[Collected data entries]
▼

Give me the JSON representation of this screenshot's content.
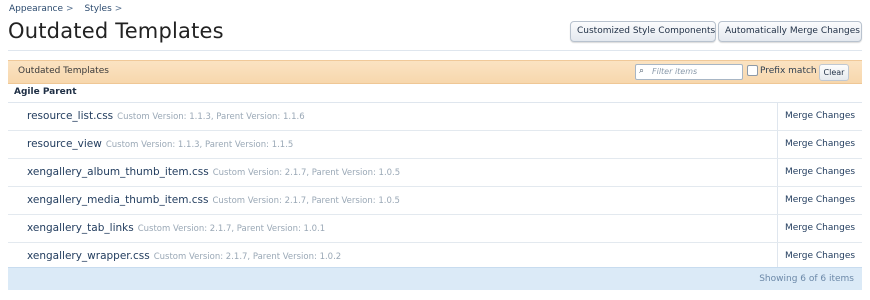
{
  "breadcrumb": [
    "Appearance",
    "Styles"
  ],
  "breadcrumb_sep": ">",
  "page": {
    "title": "Outdated Templates"
  },
  "top_buttons": {
    "customized": "Customized Style Components",
    "merge_all": "Automatically Merge Changes"
  },
  "filter": {
    "section_title": "Outdated Templates",
    "placeholder": "Filter items",
    "prefix_label": "Prefix match",
    "clear_label": "Clear"
  },
  "group": {
    "name": "Agile Parent"
  },
  "rows": [
    {
      "name": "resource_list.css",
      "meta": "Custom Version: 1.1.3, Parent Version: 1.1.6",
      "action": "Merge Changes"
    },
    {
      "name": "resource_view",
      "meta": "Custom Version: 1.1.3, Parent Version: 1.1.5",
      "action": "Merge Changes"
    },
    {
      "name": "xengallery_album_thumb_item.css",
      "meta": "Custom Version: 2.1.7, Parent Version: 1.0.5",
      "action": "Merge Changes"
    },
    {
      "name": "xengallery_media_thumb_item.css",
      "meta": "Custom Version: 2.1.7, Parent Version: 1.0.5",
      "action": "Merge Changes"
    },
    {
      "name": "xengallery_tab_links",
      "meta": "Custom Version: 2.1.7, Parent Version: 1.0.1",
      "action": "Merge Changes"
    },
    {
      "name": "xengallery_wrapper.css",
      "meta": "Custom Version: 2.1.7, Parent Version: 1.0.2",
      "action": "Merge Changes"
    }
  ],
  "footer": {
    "status": "Showing 6 of 6 items"
  },
  "icons": {
    "search": "search-icon",
    "prefix_checkbox": "checkbox"
  }
}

▲

- _WHAT YOU SHOULD DO_
Every line of the data above should be quoted exactly. Omit the pictures.

- _CORRECT RESPONSE_
Give me the JSON representation of this screenshot's content.
{
  "breadcrumb": [
    "Appearance",
    "Styles"
  ],
  "breadcrumb_sep": ">",
  "page": {
    "title": "Outdated Templates"
  },
  "top_buttons": {
    "customized": "Customized Style Components",
    "merge_all": "Automatically Merge Changes"
  },
  "filter": {
    "section_title": "Outdated Templates",
    "placeholder": "Filter items",
    "prefix_label": "Prefix match",
    "clear_label": "Clear"
  },
  "group": {
    "name": "Agile Parent"
  },
  "rows": [
    {
      "name": "resource_list.css",
      "meta": "Custom Version: 1.1.3, Parent Version: 1.1.6",
      "action": "Merge Changes"
    },
    {
      "name": "resource_view",
      "meta": "Custom Version: 1.1.3, Parent Version: 1.1.5",
      "action": "Merge Changes"
    },
    {
      "name": "xengallery_album_thumb_item.css",
      "meta": "Custom Version: 2.1.7, Parent Version: 1.0.5",
      "action": "Merge Changes"
    },
    {
      "name": "xengallery_media_thumb_item.css",
      "meta": "Custom Version: 2.1.7, Parent Version: 1.0.5",
      "action": "Merge Changes"
    },
    {
      "name": "xengallery_tab_links",
      "meta": "Custom Version: 2.1.7, Parent Version: 1.0.1",
      "action": "Merge Changes"
    },
    {
      "name": "xengallery_wrapper.css",
      "meta": "Custom Version: 2.1.7, Parent Version: 1.0.2",
      "action": "Merge Changes"
    }
  ],
  "footer": {
    "status": "Showing 6 of 6 items"
  },
  "icons": {
    "search": "search-icon",
    "prefix_checkbox": "checkbox"
  }
}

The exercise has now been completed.